DATA IN THIS EXERCISE
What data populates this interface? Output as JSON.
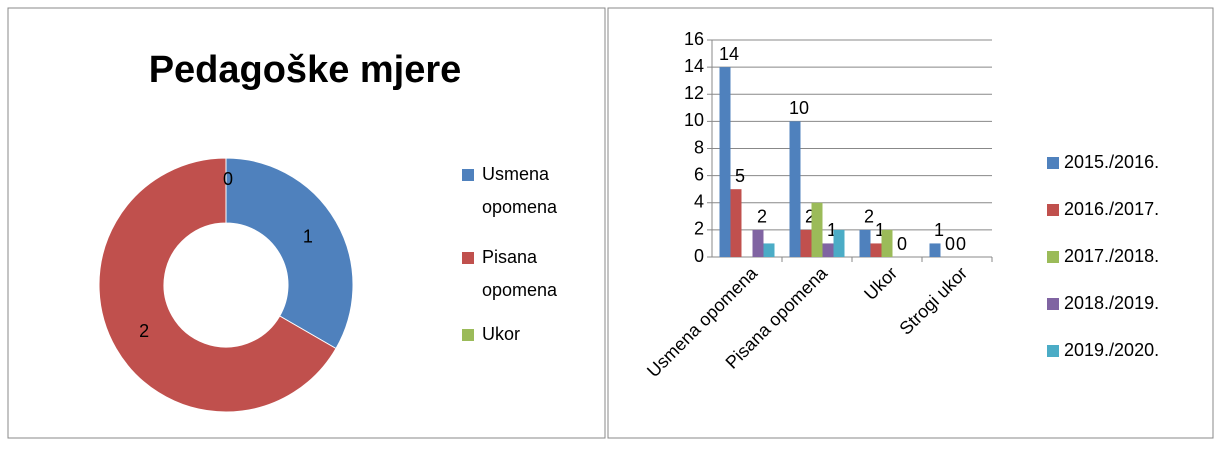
{
  "chart_data": [
    {
      "type": "donut",
      "title": "Pedagoške mjere",
      "categories": [
        "Usmena opomena",
        "Pisana opomena",
        "Ukor"
      ],
      "values": [
        1,
        2,
        0
      ],
      "colors": [
        "#4f81bd",
        "#c0504d",
        "#9bbb59"
      ],
      "legend": "right"
    },
    {
      "type": "bar",
      "categories": [
        "Usmena opomena",
        "Pisana opomena",
        "Ukor",
        "Strogi ukor"
      ],
      "series": [
        {
          "name": "2015./2016.",
          "color": "#4f81bd",
          "values": [
            14,
            10,
            2,
            1
          ],
          "value_labels": [
            "14",
            "10",
            "2",
            "1"
          ]
        },
        {
          "name": "2016./2017.",
          "color": "#c0504d",
          "values": [
            5,
            2,
            1,
            0
          ],
          "value_labels": [
            "5",
            "2",
            "1",
            "0"
          ]
        },
        {
          "name": "2017./2018.",
          "color": "#9bbb59",
          "values": [
            0,
            4,
            2,
            0
          ],
          "value_labels": [
            null,
            null,
            null,
            "0"
          ]
        },
        {
          "name": "2018./2019.",
          "color": "#8064a2",
          "values": [
            2,
            1,
            0,
            0
          ],
          "value_labels": [
            "2",
            "1",
            "0",
            null
          ]
        },
        {
          "name": "2019./2020.",
          "color": "#4bacc6",
          "values": [
            1,
            2,
            0,
            0
          ],
          "value_labels": [
            null,
            null,
            null,
            null
          ]
        }
      ],
      "ylim": [
        0,
        16
      ],
      "yticks": [
        0,
        2,
        4,
        6,
        8,
        10,
        12,
        14,
        16
      ],
      "grid": true,
      "legend": "right"
    }
  ]
}
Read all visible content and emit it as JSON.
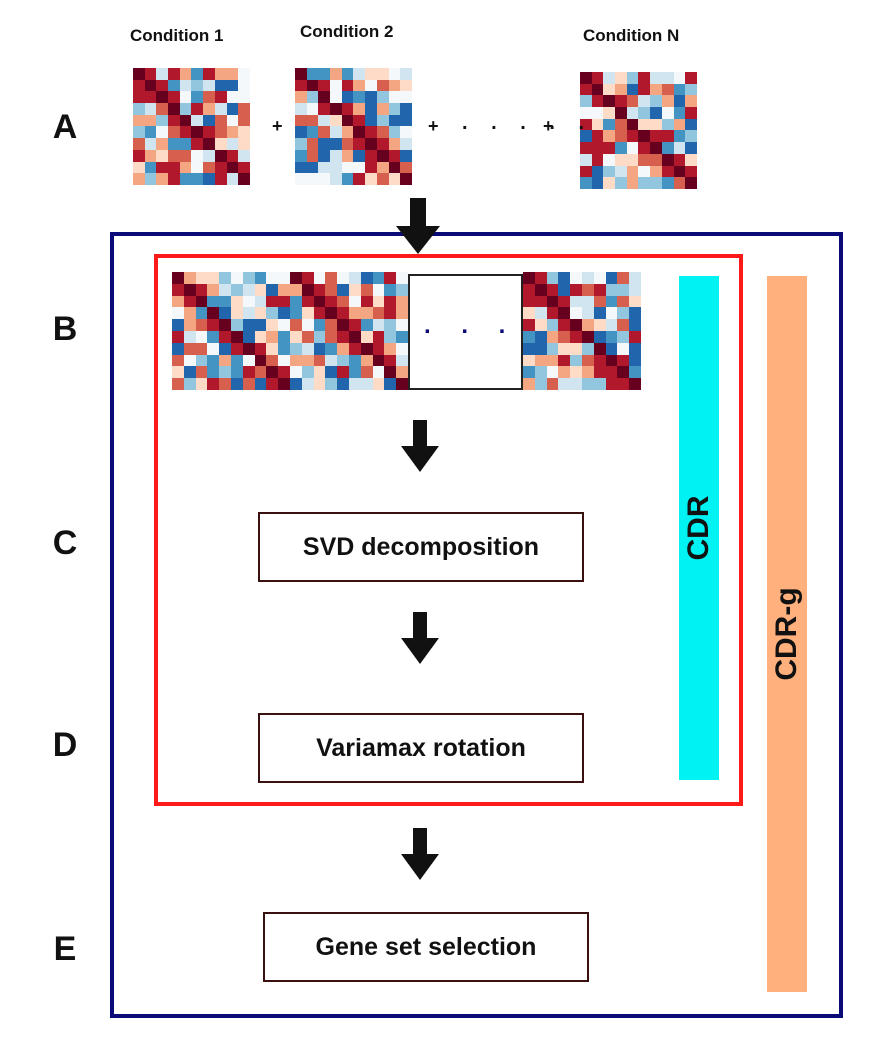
{
  "conditions": [
    "Condition 1",
    "Condition 2",
    "Condition N"
  ],
  "row_labels": [
    "A",
    "B",
    "C",
    "D",
    "E"
  ],
  "plus_sign": "+",
  "ellipsis": ". . . . .",
  "concat_dots": ". . . .",
  "steps": {
    "svd": "SVD decomposition",
    "varimax": "Variamax rotation",
    "gene_set": "Gene set selection"
  },
  "bars": {
    "cdr": {
      "label": "CDR",
      "color": "#00f2f2"
    },
    "cdr_g": {
      "label": "CDR-g",
      "color": "#ffb07c"
    }
  },
  "colors": {
    "outer_frame": "#0a0a78",
    "inner_frame": "#ff1a1a",
    "arrow": "#111111"
  }
}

BRIEF
Skip every picture and transcribe the data above exactly.

FINAL RESULT
What data populates this interface? Output as JSON.
{
  "chart_data": [
    {
      "type": "donut",
      "title": "Pedagoške mjere",
      "categories": [
        "Usmena opomena",
        "Pisana opomena",
        "Ukor"
      ],
      "values": [
        1,
        2,
        0
      ],
      "colors": [
        "#4f81bd",
        "#c0504d",
        "#9bbb59"
      ],
      "legend": "right"
    },
    {
      "type": "bar",
      "categories": [
        "Usmena opomena",
        "Pisana opomena",
        "Ukor",
        "Strogi ukor"
      ],
      "series": [
        {
          "name": "2015./2016.",
          "color": "#4f81bd",
          "values": [
            14,
            10,
            2,
            1
          ],
          "value_labels": [
            "14",
            "10",
            "2",
            "1"
          ]
        },
        {
          "name": "2016./2017.",
          "color": "#c0504d",
          "values": [
            5,
            2,
            1,
            0
          ],
          "value_labels": [
            "5",
            "2",
            "1",
            "0"
          ]
        },
        {
          "name": "2017./2018.",
          "color": "#9bbb59",
          "values": [
            0,
            4,
            2,
            0
          ],
          "value_labels": [
            null,
            null,
            null,
            "0"
          ]
        },
        {
          "name": "2018./2019.",
          "color": "#8064a2",
          "values": [
            2,
            1,
            0,
            0
          ],
          "value_labels": [
            "2",
            "1",
            "0",
            null
          ]
        },
        {
          "name": "2019./2020.",
          "color": "#4bacc6",
          "values": [
            1,
            2,
            0,
            0
          ],
          "value_labels": [
            null,
            null,
            null,
            null
          ]
        }
      ],
      "ylim": [
        0,
        16
      ],
      "yticks": [
        0,
        2,
        4,
        6,
        8,
        10,
        12,
        14,
        16
      ],
      "grid": true,
      "legend": "right"
    }
  ]
}
Read all visible content and emit it as JSON.
{
  "conditions": [
    "Condition 1",
    "Condition 2",
    "Condition N"
  ],
  "row_labels": [
    "A",
    "B",
    "C",
    "D",
    "E"
  ],
  "plus_sign": "+",
  "ellipsis": ". . . . .",
  "concat_dots": ". . . .",
  "steps": {
    "svd": "SVD decomposition",
    "varimax": "Variamax rotation",
    "gene_set": "Gene set selection"
  },
  "bars": {
    "cdr": {
      "label": "CDR",
      "color": "#00f2f2"
    },
    "cdr_g": {
      "label": "CDR-g",
      "color": "#ffb07c"
    }
  },
  "colors": {
    "outer_frame": "#0a0a78",
    "inner_frame": "#ff1a1a",
    "arrow": "#111111"
  }
}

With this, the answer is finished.